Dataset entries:

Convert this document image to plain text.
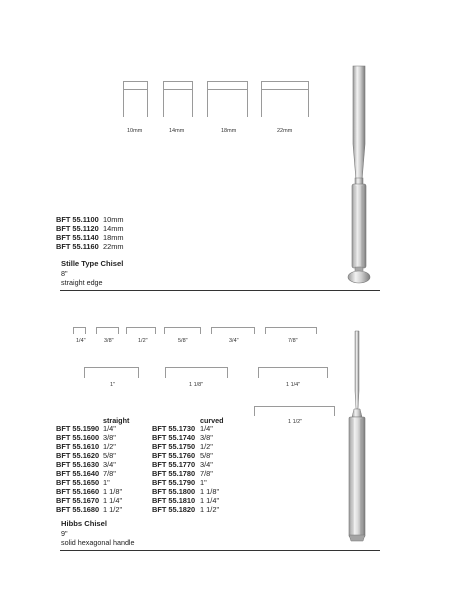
10mm	14mm	18mm	22mm
BFT 55.1100 10mm
BFT 55.1120 14mm
BFT 55.1140 18mm
BFT 55.1160 22mm
Stille Type Chisel
8"
straight edge
1/4"	3/8"	1/2"	5/8"	3/4"	7/8"
1"	1 1/8"	1 1/4"
1 1/2"
straight	curved
BFT 55.1590 1/4"	BFT 55.1730 1/4"
BFT 55.1600 3/8"	BFT 55.1740 3/8"
BFT 55.1610 1/2"	BFT 55.1750 1/2"
BFT 55.1620 5/8"	BFT 55.1760 5/8"
BFT 55.1630 3/4"	BFT 55.1770 3/4"
BFT 55.1640 7/8"	BFT 55.1780 7/8"
BFT 55.1650 1"	BFT 55.1790 1"
BFT 55.1660 1 1/8"	BFT 55.1800 1 1/8"
BFT 55.1670 1 1/4"	BFT 55.1810 1 1/4"
BFT 55.1680 1 1/2"	BFT 55.1820 1 1/2"
Hibbs Chisel
9"
solid hexagonal handle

- **WRITTEN EXERCISE**: Reproduce each entry verbatim, excluding any embedded images.

- **TASK OUTPUT**:
Convert this document image to plain text.
10mm	14mm	18mm	22mm
BFT 55.1100 10mm
BFT 55.1120 14mm
BFT 55.1140 18mm
BFT 55.1160 22mm
Stille Type Chisel
8"
straight edge
1/4"	3/8"	1/2"	5/8"	3/4"	7/8"
1"	1 1/8"	1 1/4"
1 1/2"
straight	curved
BFT 55.1590 1/4"	BFT 55.1730 1/4"
BFT 55.1600 3/8"	BFT 55.1740 3/8"
BFT 55.1610 1/2"	BFT 55.1750 1/2"
BFT 55.1620 5/8"	BFT 55.1760 5/8"
BFT 55.1630 3/4"	BFT 55.1770 3/4"
BFT 55.1640 7/8"	BFT 55.1780 7/8"
BFT 55.1650 1"	BFT 55.1790 1"
BFT 55.1660 1 1/8"	BFT 55.1800 1 1/8"
BFT 55.1670 1 1/4"	BFT 55.1810 1 1/4"
BFT 55.1680 1 1/2"	BFT 55.1820 1 1/2"
Hibbs Chisel
9"
solid hexagonal handle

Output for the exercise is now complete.